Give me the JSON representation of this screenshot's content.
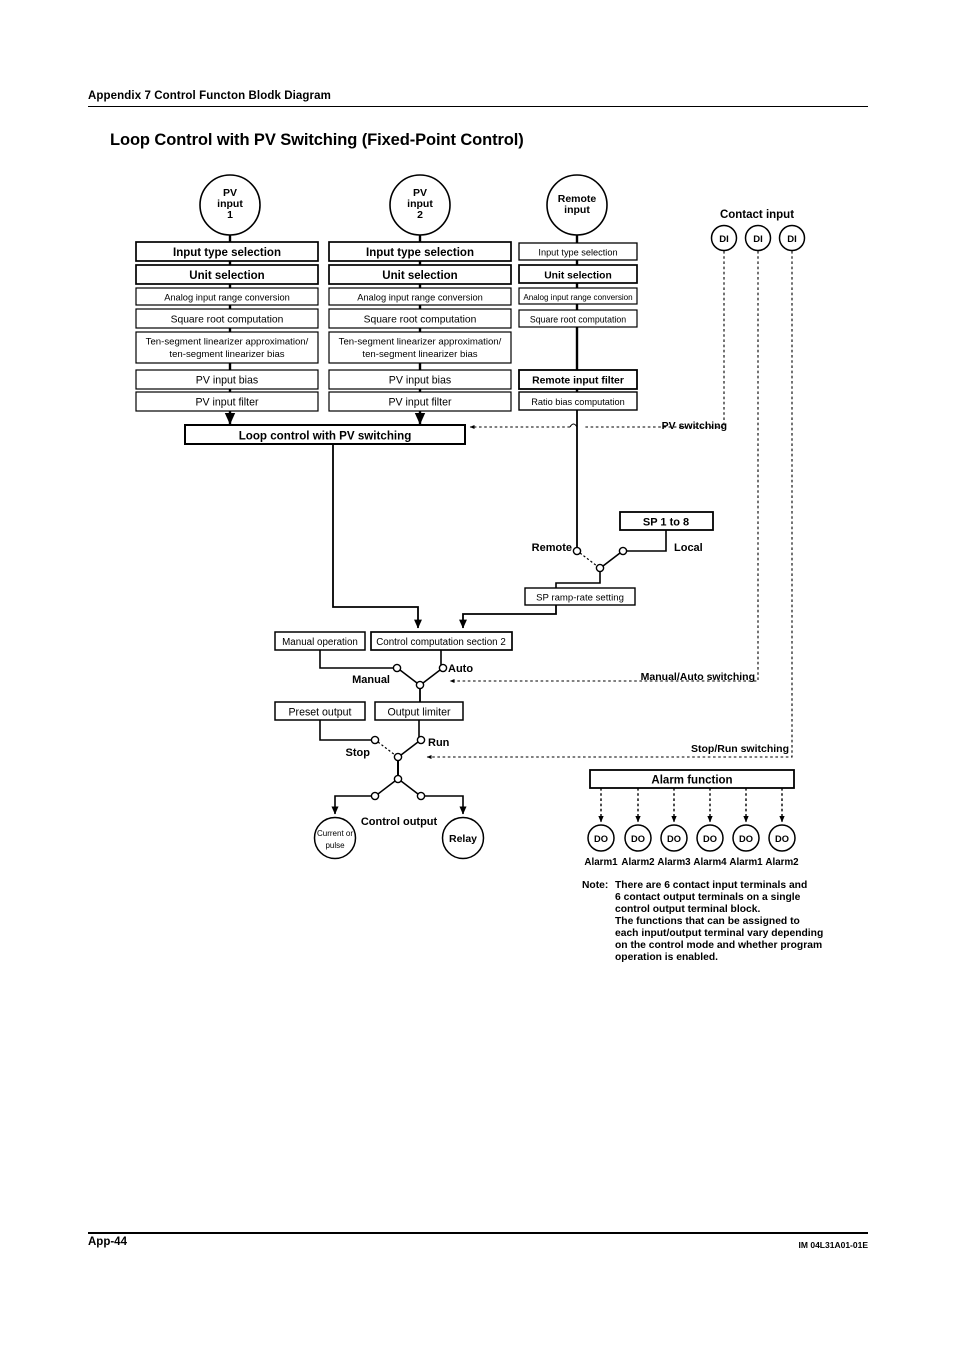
{
  "header": {
    "breadcrumb": "Appendix 7 Control Functon Blodk Diagram",
    "title": "Loop Control with PV Switching (Fixed-Point Control)"
  },
  "footer": {
    "page": "App-44",
    "doc_id": "IM 04L31A01-01E"
  },
  "diagram": {
    "sources": [
      {
        "id": "pv1",
        "lines": [
          "PV",
          "input",
          "1"
        ]
      },
      {
        "id": "pv2",
        "lines": [
          "PV",
          "input",
          "2"
        ]
      },
      {
        "id": "remote",
        "lines": [
          "Remote",
          "input"
        ]
      }
    ],
    "columns": [
      {
        "id": "pv1-chain",
        "blocks": [
          {
            "label": "Input type selection",
            "weight": "bold",
            "size": "large"
          },
          {
            "label": "Unit selection",
            "weight": "bold",
            "size": "large"
          },
          {
            "label": "Analog input range conversion",
            "weight": "normal",
            "size": "small"
          },
          {
            "label": "Square root computation",
            "weight": "normal",
            "size": "medium"
          },
          {
            "label": "Ten-segment linearizer approximation/",
            "label2": "ten-segment linearizer bias",
            "weight": "normal",
            "size": "medium"
          },
          {
            "label": "PV input bias",
            "weight": "normal",
            "size": "medium"
          },
          {
            "label": "PV input filter",
            "weight": "normal",
            "size": "medium"
          }
        ]
      },
      {
        "id": "pv2-chain",
        "blocks": [
          {
            "label": "Input type selection",
            "weight": "bold",
            "size": "large"
          },
          {
            "label": "Unit selection",
            "weight": "bold",
            "size": "large"
          },
          {
            "label": "Analog input range conversion",
            "weight": "normal",
            "size": "small"
          },
          {
            "label": "Square root computation",
            "weight": "normal",
            "size": "medium"
          },
          {
            "label": "Ten-segment linearizer approximation/",
            "label2": "ten-segment linearizer bias",
            "weight": "normal",
            "size": "medium"
          },
          {
            "label": "PV input bias",
            "weight": "normal",
            "size": "medium"
          },
          {
            "label": "PV input filter",
            "weight": "normal",
            "size": "medium"
          }
        ]
      },
      {
        "id": "remote-chain",
        "blocks": [
          {
            "label": "Input type selection",
            "weight": "normal",
            "size": "small"
          },
          {
            "label": "Unit selection",
            "weight": "bold",
            "size": "medium"
          },
          {
            "label": "Analog input range conversion",
            "weight": "normal",
            "size": "tiny"
          },
          {
            "label": "Square root computation",
            "weight": "normal",
            "size": "small"
          },
          {
            "label": "Remote input filter",
            "weight": "bold",
            "size": "medium"
          },
          {
            "label": "Ratio bias computation",
            "weight": "normal",
            "size": "small"
          }
        ]
      }
    ],
    "contact_input": {
      "label": "Contact input",
      "terminals": [
        "DI",
        "DI",
        "DI"
      ]
    },
    "blocks": {
      "loop_control": "Loop control with PV switching",
      "sp_1_to_8": "SP 1 to 8",
      "sp_ramp": "SP ramp-rate setting",
      "manual_operation": "Manual operation",
      "control_computation": "Control computation section 2",
      "preset_output": "Preset output",
      "output_limiter": "Output limiter",
      "alarm_function": "Alarm function"
    },
    "switch_labels": {
      "pv_switching": "PV switching",
      "remote": "Remote",
      "local": "Local",
      "manual": "Manual",
      "auto": "Auto",
      "manual_auto_switching": "Manual/Auto switching",
      "stop": "Stop",
      "run": "Run",
      "stop_run_switching": "Stop/Run switching",
      "control_output": "Control output"
    },
    "outputs": [
      {
        "id": "current-pulse",
        "lines": [
          "Current or",
          "pulse"
        ]
      },
      {
        "id": "relay",
        "lines": [
          "Relay"
        ]
      }
    ],
    "alarm_outputs": [
      {
        "terminal": "DO",
        "label": "Alarm1"
      },
      {
        "terminal": "DO",
        "label": "Alarm2"
      },
      {
        "terminal": "DO",
        "label": "Alarm3"
      },
      {
        "terminal": "DO",
        "label": "Alarm4"
      },
      {
        "terminal": "DO",
        "label": "Alarm1"
      },
      {
        "terminal": "DO",
        "label": "Alarm2"
      }
    ],
    "note": {
      "label": "Note:",
      "lines": [
        "There are 6 contact input terminals and",
        "6 contact output terminals on a single",
        "control output terminal block.",
        "The functions that can be assigned to",
        "each input/output terminal vary depending",
        "on the control mode and whether program",
        "operation is enabled."
      ]
    }
  }
}
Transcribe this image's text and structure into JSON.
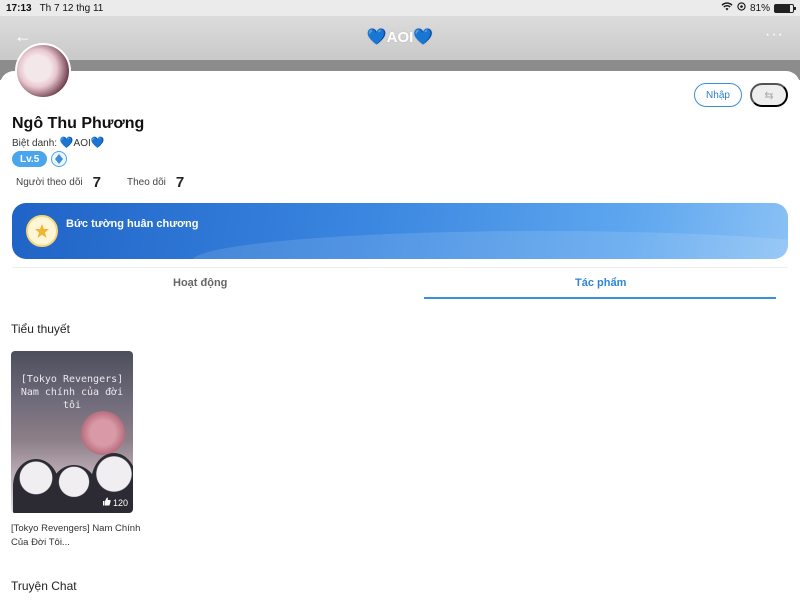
{
  "status_bar": {
    "time": "17:13",
    "date": "Th 7 12 thg 11",
    "battery": "81%",
    "battery_fraction": 0.81
  },
  "nav": {
    "title": "AOI",
    "heart": "💙",
    "back_icon": "←",
    "more_icon": "···"
  },
  "actions": {
    "login_label": "Nhập",
    "share_icon": "⇆"
  },
  "profile": {
    "name": "Ngô Thu Phương",
    "nickname_label": "Biệt danh:",
    "nickname": "AOI",
    "level": "Lv.5",
    "followers_label": "Người theo dõi",
    "followers_count": "7",
    "following_label": "Theo dõi",
    "following_count": "7"
  },
  "medal_wall": {
    "label": "Bức tường huân chương"
  },
  "tabs": [
    {
      "label": "Hoạt động"
    },
    {
      "label": "Tác phẩm"
    }
  ],
  "active_tab": "Tác phẩm",
  "sections": {
    "novels": "Tiểu thuyết",
    "chat": "Truyện Chat"
  },
  "books": [
    {
      "cover_line1": "[Tokyo Revengers]",
      "cover_line2": "Nam chính của đời",
      "cover_line3": "tôi",
      "likes": "120",
      "title": "[Tokyo Revengers] Nam Chính Của Đời Tôi..."
    }
  ],
  "colors": {
    "accent": "#3b8fd9",
    "level_badge": "#4aa6ec",
    "medal_gradient_start": "#1f63c6"
  }
}
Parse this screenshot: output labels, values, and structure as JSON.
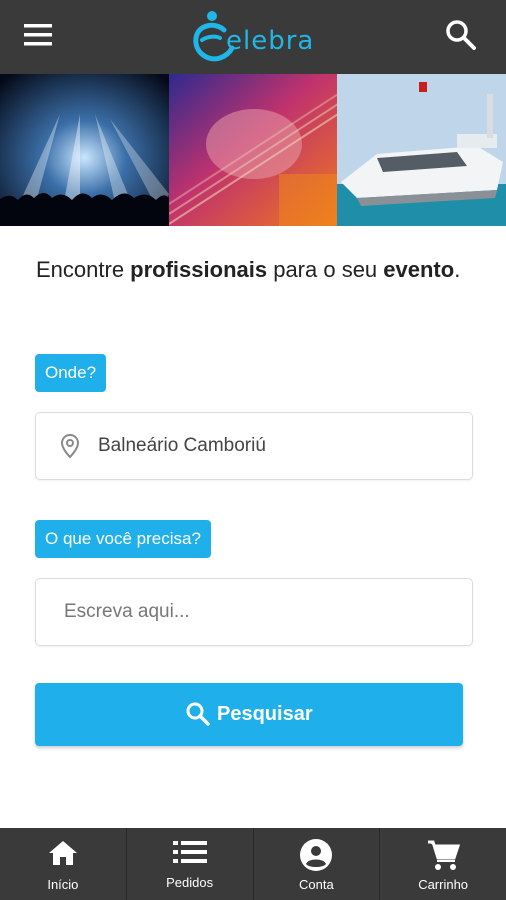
{
  "app": {
    "logo_text": "elebra",
    "logo_color": "#1fb6e8"
  },
  "header": {
    "menu_icon": "menu-icon",
    "search_icon": "search-icon"
  },
  "banner": {
    "images": [
      "concert-stage-image",
      "guitar-player-image",
      "yacht-image"
    ]
  },
  "headline": {
    "part1": "Encontre ",
    "bold1": "profissionais",
    "part2": " para o seu ",
    "bold2": "evento",
    "part3": "."
  },
  "where": {
    "label": "Onde?",
    "value": "Balneário Camboriú",
    "icon": "location-pin-icon"
  },
  "what": {
    "label": "O que você precisa?",
    "placeholder": "Escreva aqui..."
  },
  "search_button": {
    "label": "Pesquisar",
    "icon": "search-icon"
  },
  "nav": {
    "items": [
      {
        "label": "Início",
        "icon": "home-icon"
      },
      {
        "label": "Pedidos",
        "icon": "list-icon"
      },
      {
        "label": "Conta",
        "icon": "account-icon"
      },
      {
        "label": "Carrinho",
        "icon": "cart-icon"
      }
    ]
  },
  "colors": {
    "accent": "#1fb0ec",
    "bar": "#3a3a3a"
  }
}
● ● ● ● ●
EXERCISE DETAILS » Reproduce the material above in full, exactly, with no images.

WORKED ANSWER »
Give me the JSON representation of this screenshot's content.
{
  "header": {
    "breadcrumb": "Appendix 7 Control Functon Blodk Diagram",
    "title": "Loop Control with PV Switching (Fixed-Point Control)"
  },
  "footer": {
    "page": "App-44",
    "doc_id": "IM 04L31A01-01E"
  },
  "diagram": {
    "sources": [
      {
        "id": "pv1",
        "lines": [
          "PV",
          "input",
          "1"
        ]
      },
      {
        "id": "pv2",
        "lines": [
          "PV",
          "input",
          "2"
        ]
      },
      {
        "id": "remote",
        "lines": [
          "Remote",
          "input"
        ]
      }
    ],
    "columns": [
      {
        "id": "pv1-chain",
        "blocks": [
          {
            "label": "Input type selection",
            "weight": "bold",
            "size": "large"
          },
          {
            "label": "Unit selection",
            "weight": "bold",
            "size": "large"
          },
          {
            "label": "Analog input range conversion",
            "weight": "normal",
            "size": "small"
          },
          {
            "label": "Square root computation",
            "weight": "normal",
            "size": "medium"
          },
          {
            "label": "Ten-segment linearizer approximation/",
            "label2": "ten-segment linearizer bias",
            "weight": "normal",
            "size": "medium"
          },
          {
            "label": "PV input bias",
            "weight": "normal",
            "size": "medium"
          },
          {
            "label": "PV input filter",
            "weight": "normal",
            "size": "medium"
          }
        ]
      },
      {
        "id": "pv2-chain",
        "blocks": [
          {
            "label": "Input type selection",
            "weight": "bold",
            "size": "large"
          },
          {
            "label": "Unit selection",
            "weight": "bold",
            "size": "large"
          },
          {
            "label": "Analog input range conversion",
            "weight": "normal",
            "size": "small"
          },
          {
            "label": "Square root computation",
            "weight": "normal",
            "size": "medium"
          },
          {
            "label": "Ten-segment linearizer approximation/",
            "label2": "ten-segment linearizer bias",
            "weight": "normal",
            "size": "medium"
          },
          {
            "label": "PV input bias",
            "weight": "normal",
            "size": "medium"
          },
          {
            "label": "PV input filter",
            "weight": "normal",
            "size": "medium"
          }
        ]
      },
      {
        "id": "remote-chain",
        "blocks": [
          {
            "label": "Input type selection",
            "weight": "normal",
            "size": "small"
          },
          {
            "label": "Unit selection",
            "weight": "bold",
            "size": "medium"
          },
          {
            "label": "Analog input range conversion",
            "weight": "normal",
            "size": "tiny"
          },
          {
            "label": "Square root computation",
            "weight": "normal",
            "size": "small"
          },
          {
            "label": "Remote input filter",
            "weight": "bold",
            "size": "medium"
          },
          {
            "label": "Ratio bias computation",
            "weight": "normal",
            "size": "small"
          }
        ]
      }
    ],
    "contact_input": {
      "label": "Contact input",
      "terminals": [
        "DI",
        "DI",
        "DI"
      ]
    },
    "blocks": {
      "loop_control": "Loop control with PV switching",
      "sp_1_to_8": "SP 1 to 8",
      "sp_ramp": "SP ramp-rate setting",
      "manual_operation": "Manual operation",
      "control_computation": "Control computation section 2",
      "preset_output": "Preset output",
      "output_limiter": "Output limiter",
      "alarm_function": "Alarm function"
    },
    "switch_labels": {
      "pv_switching": "PV switching",
      "remote": "Remote",
      "local": "Local",
      "manual": "Manual",
      "auto": "Auto",
      "manual_auto_switching": "Manual/Auto switching",
      "stop": "Stop",
      "run": "Run",
      "stop_run_switching": "Stop/Run switching",
      "control_output": "Control output"
    },
    "outputs": [
      {
        "id": "current-pulse",
        "lines": [
          "Current or",
          "pulse"
        ]
      },
      {
        "id": "relay",
        "lines": [
          "Relay"
        ]
      }
    ],
    "alarm_outputs": [
      {
        "terminal": "DO",
        "label": "Alarm1"
      },
      {
        "terminal": "DO",
        "label": "Alarm2"
      },
      {
        "terminal": "DO",
        "label": "Alarm3"
      },
      {
        "terminal": "DO",
        "label": "Alarm4"
      },
      {
        "terminal": "DO",
        "label": "Alarm1"
      },
      {
        "terminal": "DO",
        "label": "Alarm2"
      }
    ],
    "note": {
      "label": "Note:",
      "lines": [
        "There are 6 contact input terminals and",
        "6 contact output terminals on a single",
        "control output terminal block.",
        "The functions that can be assigned to",
        "each input/output terminal vary depending",
        "on the control mode and whether program",
        "operation is enabled."
      ]
    }
  }
}
Transcribe this image's text and structure into JSON.
{
  "status_bar": {
    "time": "17:13",
    "date": "Th 7 12 thg 11",
    "battery": "81%",
    "battery_fraction": 0.81
  },
  "nav": {
    "title": "AOI",
    "heart": "💙",
    "back_icon": "←",
    "more_icon": "···"
  },
  "actions": {
    "login_label": "Nhập",
    "share_icon": "⇆"
  },
  "profile": {
    "name": "Ngô Thu Phương",
    "nickname_label": "Biệt danh:",
    "nickname": "AOI",
    "level": "Lv.5",
    "followers_label": "Người theo dõi",
    "followers_count": "7",
    "following_label": "Theo dõi",
    "following_count": "7"
  },
  "medal_wall": {
    "label": "Bức tường huân chương"
  },
  "tabs": [
    {
      "label": "Hoạt động"
    },
    {
      "label": "Tác phẩm"
    }
  ],
  "active_tab": "Tác phẩm",
  "sections": {
    "novels": "Tiểu thuyết",
    "chat": "Truyện Chat"
  },
  "books": [
    {
      "cover_line1": "[Tokyo Revengers]",
      "cover_line2": "Nam chính của đời",
      "cover_line3": "tôi",
      "likes": "120",
      "title": "[Tokyo Revengers] Nam Chính Của Đời Tôi..."
    }
  ],
  "colors": {
    "accent": "#3b8fd9",
    "level_badge": "#4aa6ec",
    "medal_gradient_start": "#1f63c6"
  }
}
Parse this screenshot: output labels, values, and structure as JSON.
{
  "app": {
    "logo_text": "elebra",
    "logo_color": "#1fb6e8"
  },
  "header": {
    "menu_icon": "menu-icon",
    "search_icon": "search-icon"
  },
  "banner": {
    "images": [
      "concert-stage-image",
      "guitar-player-image",
      "yacht-image"
    ]
  },
  "headline": {
    "part1": "Encontre ",
    "bold1": "profissionais",
    "part2": " para o seu ",
    "bold2": "evento",
    "part3": "."
  },
  "where": {
    "label": "Onde?",
    "value": "Balneário Camboriú",
    "icon": "location-pin-icon"
  },
  "what": {
    "label": "O que você precisa?",
    "placeholder": "Escreva aqui..."
  },
  "search_button": {
    "label": "Pesquisar",
    "icon": "search-icon"
  },
  "nav": {
    "items": [
      {
        "label": "Início",
        "icon": "home-icon"
      },
      {
        "label": "Pedidos",
        "icon": "list-icon"
      },
      {
        "label": "Conta",
        "icon": "account-icon"
      },
      {
        "label": "Carrinho",
        "icon": "cart-icon"
      }
    ]
  },
  "colors": {
    "accent": "#1fb0ec",
    "bar": "#3a3a3a"
  }
}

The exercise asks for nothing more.